# TASK PROMPT
Return the material word for word. Do not include the pictures.

>>>

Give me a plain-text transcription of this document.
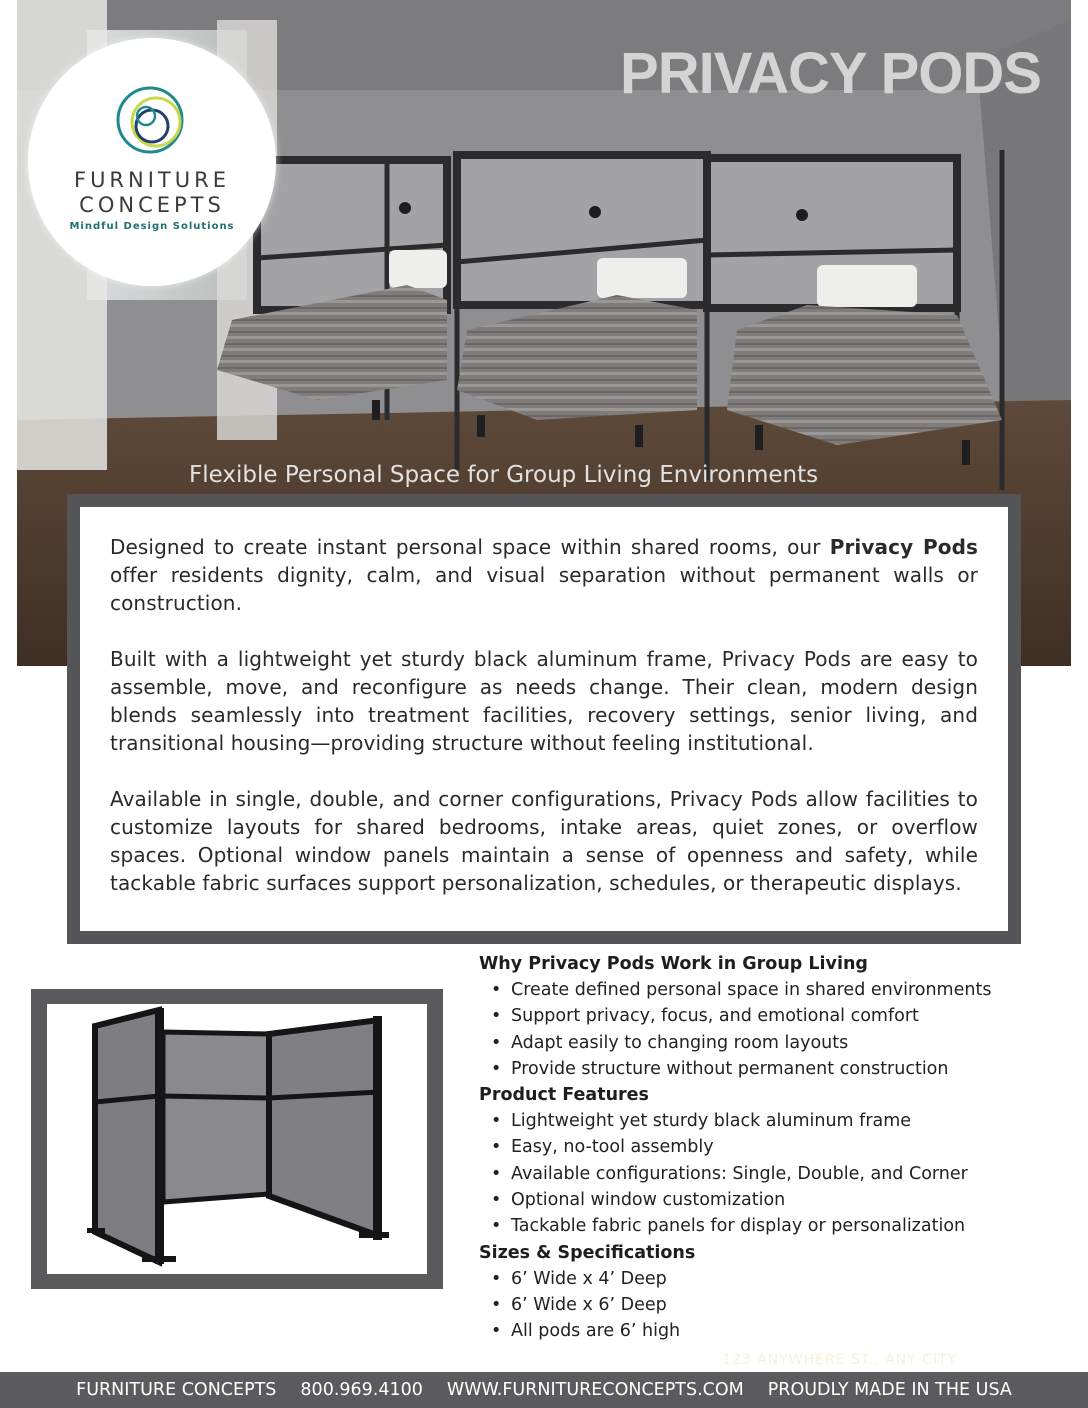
PRIVACY PODS
Flexible Personal Space for Group Living Environments
FURNITURE
CONCEPTS
Mindful Design Solutions

Designed to create instant personal space within shared rooms, our Privacy Pods offer residents dignity, calm, and visual separation without permanent walls or construction.

Built with a lightweight yet sturdy black aluminum frame, Privacy Pods are easy to assemble, move, and reconfigure as needs change. Their clean, modern design blends seamlessly into treatment facilities, recovery settings, senior living, and transitional housing—providing structure without feeling institutional.

Available in single, double, and corner configurations, Privacy Pods allow facilities to customize layouts for shared bedrooms, intake areas, quiet zones, or overflow spaces. Optional window panels maintain a sense of openness and safety, while tackable fabric surfaces support personalization, schedules, or therapeutic displays.

Why Privacy Pods Work in Group Living
• Create defined personal space in shared environments
• Support privacy, focus, and emotional comfort
• Adapt easily to changing room layouts
• Provide structure without permanent construction
Product Features
• Lightweight yet sturdy black aluminum frame
• Easy, no-tool assembly
• Available configurations: Single, Double, and Corner
• Optional window customization
• Tackable fabric panels for display or personalization
Sizes & Specifications
• 6’ Wide x 4’ Deep
• 6’ Wide x 6’ Deep
• All pods are 6’ high
123 ANYWHERE ST., ANY CITY
FURNITURE CONCEPTS 800.969.4100 WWW.FURNITURECONCEPTS.COM PROUDLY MADE IN THE USA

<<<

# THE RESPONSE
Give me a plain-text transcription of this document.
PRIVACY PODS
Flexible Personal Space for Group Living Environments
FURNITURE
CONCEPTS
Mindful Design Solutions

Designed to create instant personal space within shared rooms, our Privacy Pods offer residents dignity, calm, and visual separation without permanent walls or construction.

Built with a lightweight yet sturdy black aluminum frame, Privacy Pods are easy to assemble, move, and reconfigure as needs change. Their clean, modern design blends seamlessly into treatment facilities, recovery settings, senior living, and transitional housing—providing structure without feeling institutional.

Available in single, double, and corner configurations, Privacy Pods allow facilities to customize layouts for shared bedrooms, intake areas, quiet zones, or overflow spaces. Optional window panels maintain a sense of openness and safety, while tackable fabric surfaces support personalization, schedules, or therapeutic displays.

Why Privacy Pods Work in Group Living
• Create defined personal space in shared environments
• Support privacy, focus, and emotional comfort
• Adapt easily to changing room layouts
• Provide structure without permanent construction
Product Features
• Lightweight yet sturdy black aluminum frame
• Easy, no-tool assembly
• Available configurations: Single, Double, and Corner
• Optional window customization
• Tackable fabric panels for display or personalization
Sizes & Specifications
• 6’ Wide x 4’ Deep
• 6’ Wide x 6’ Deep
• All pods are 6’ high
123 ANYWHERE ST., ANY CITY
FURNITURE CONCEPTS 800.969.4100 WWW.FURNITURECONCEPTS.COM PROUDLY MADE IN THE USA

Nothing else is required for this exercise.